* Task to carry out *
Among the records below, find each line that includes the string "check" and copy it.

★ ★ ★ ★

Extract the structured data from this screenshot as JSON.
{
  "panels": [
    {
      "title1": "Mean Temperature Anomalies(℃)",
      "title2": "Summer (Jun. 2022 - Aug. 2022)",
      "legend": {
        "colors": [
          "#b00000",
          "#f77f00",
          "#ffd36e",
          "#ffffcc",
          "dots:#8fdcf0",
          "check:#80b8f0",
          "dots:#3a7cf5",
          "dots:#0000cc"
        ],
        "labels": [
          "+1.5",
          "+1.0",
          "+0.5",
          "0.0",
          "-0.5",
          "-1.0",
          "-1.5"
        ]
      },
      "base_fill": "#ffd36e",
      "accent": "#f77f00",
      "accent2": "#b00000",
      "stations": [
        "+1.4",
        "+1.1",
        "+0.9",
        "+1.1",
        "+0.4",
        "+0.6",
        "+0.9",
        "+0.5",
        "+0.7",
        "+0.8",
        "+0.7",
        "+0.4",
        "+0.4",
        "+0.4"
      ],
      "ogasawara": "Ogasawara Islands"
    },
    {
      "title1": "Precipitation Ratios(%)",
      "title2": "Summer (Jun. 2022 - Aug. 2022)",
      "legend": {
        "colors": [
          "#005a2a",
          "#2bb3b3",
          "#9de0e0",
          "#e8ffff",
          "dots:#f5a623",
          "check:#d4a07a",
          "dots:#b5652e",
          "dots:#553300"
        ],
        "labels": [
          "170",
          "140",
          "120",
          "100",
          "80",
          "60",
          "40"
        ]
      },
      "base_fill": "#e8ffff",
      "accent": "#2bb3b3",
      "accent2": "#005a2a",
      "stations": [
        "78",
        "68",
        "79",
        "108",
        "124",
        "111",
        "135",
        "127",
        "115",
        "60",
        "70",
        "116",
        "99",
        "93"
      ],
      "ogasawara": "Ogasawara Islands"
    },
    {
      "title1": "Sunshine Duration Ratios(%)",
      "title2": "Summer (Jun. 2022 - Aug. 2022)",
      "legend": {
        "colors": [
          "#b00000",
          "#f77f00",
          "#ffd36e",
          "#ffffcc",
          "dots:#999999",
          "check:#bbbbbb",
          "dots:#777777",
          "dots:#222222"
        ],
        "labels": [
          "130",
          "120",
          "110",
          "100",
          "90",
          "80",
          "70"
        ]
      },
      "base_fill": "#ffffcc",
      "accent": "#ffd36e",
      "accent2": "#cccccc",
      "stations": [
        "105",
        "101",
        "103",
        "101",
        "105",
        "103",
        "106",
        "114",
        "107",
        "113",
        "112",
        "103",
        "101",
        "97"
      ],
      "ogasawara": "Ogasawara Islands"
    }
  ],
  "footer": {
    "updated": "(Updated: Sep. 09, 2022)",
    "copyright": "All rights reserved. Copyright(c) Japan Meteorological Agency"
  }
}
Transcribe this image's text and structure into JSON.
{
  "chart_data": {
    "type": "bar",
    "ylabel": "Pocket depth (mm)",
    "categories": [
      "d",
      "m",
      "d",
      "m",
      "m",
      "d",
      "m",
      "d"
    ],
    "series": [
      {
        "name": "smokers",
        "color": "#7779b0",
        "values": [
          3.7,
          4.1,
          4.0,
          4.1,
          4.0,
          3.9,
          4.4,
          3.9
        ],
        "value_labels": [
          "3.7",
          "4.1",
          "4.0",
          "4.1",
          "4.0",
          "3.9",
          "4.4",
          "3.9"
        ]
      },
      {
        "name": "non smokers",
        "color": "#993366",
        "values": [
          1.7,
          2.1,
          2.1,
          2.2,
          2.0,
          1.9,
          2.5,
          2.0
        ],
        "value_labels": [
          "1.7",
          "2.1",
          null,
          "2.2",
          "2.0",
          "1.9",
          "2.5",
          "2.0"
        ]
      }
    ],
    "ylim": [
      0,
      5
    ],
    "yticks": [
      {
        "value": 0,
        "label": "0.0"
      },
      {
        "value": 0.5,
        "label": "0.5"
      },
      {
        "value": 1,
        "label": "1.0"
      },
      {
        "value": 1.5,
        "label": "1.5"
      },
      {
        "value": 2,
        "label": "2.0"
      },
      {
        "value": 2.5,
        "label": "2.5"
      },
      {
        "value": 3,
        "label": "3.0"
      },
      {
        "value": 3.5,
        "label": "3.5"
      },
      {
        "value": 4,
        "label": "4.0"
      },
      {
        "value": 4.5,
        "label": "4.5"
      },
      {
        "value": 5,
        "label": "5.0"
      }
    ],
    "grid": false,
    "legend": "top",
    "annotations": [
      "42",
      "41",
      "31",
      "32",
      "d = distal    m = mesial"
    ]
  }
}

★ ★ ★ ★

* Exercise solution *
          "check:#80b8f0",
          "check:#d4a07a",
          "check:#bbbbbb",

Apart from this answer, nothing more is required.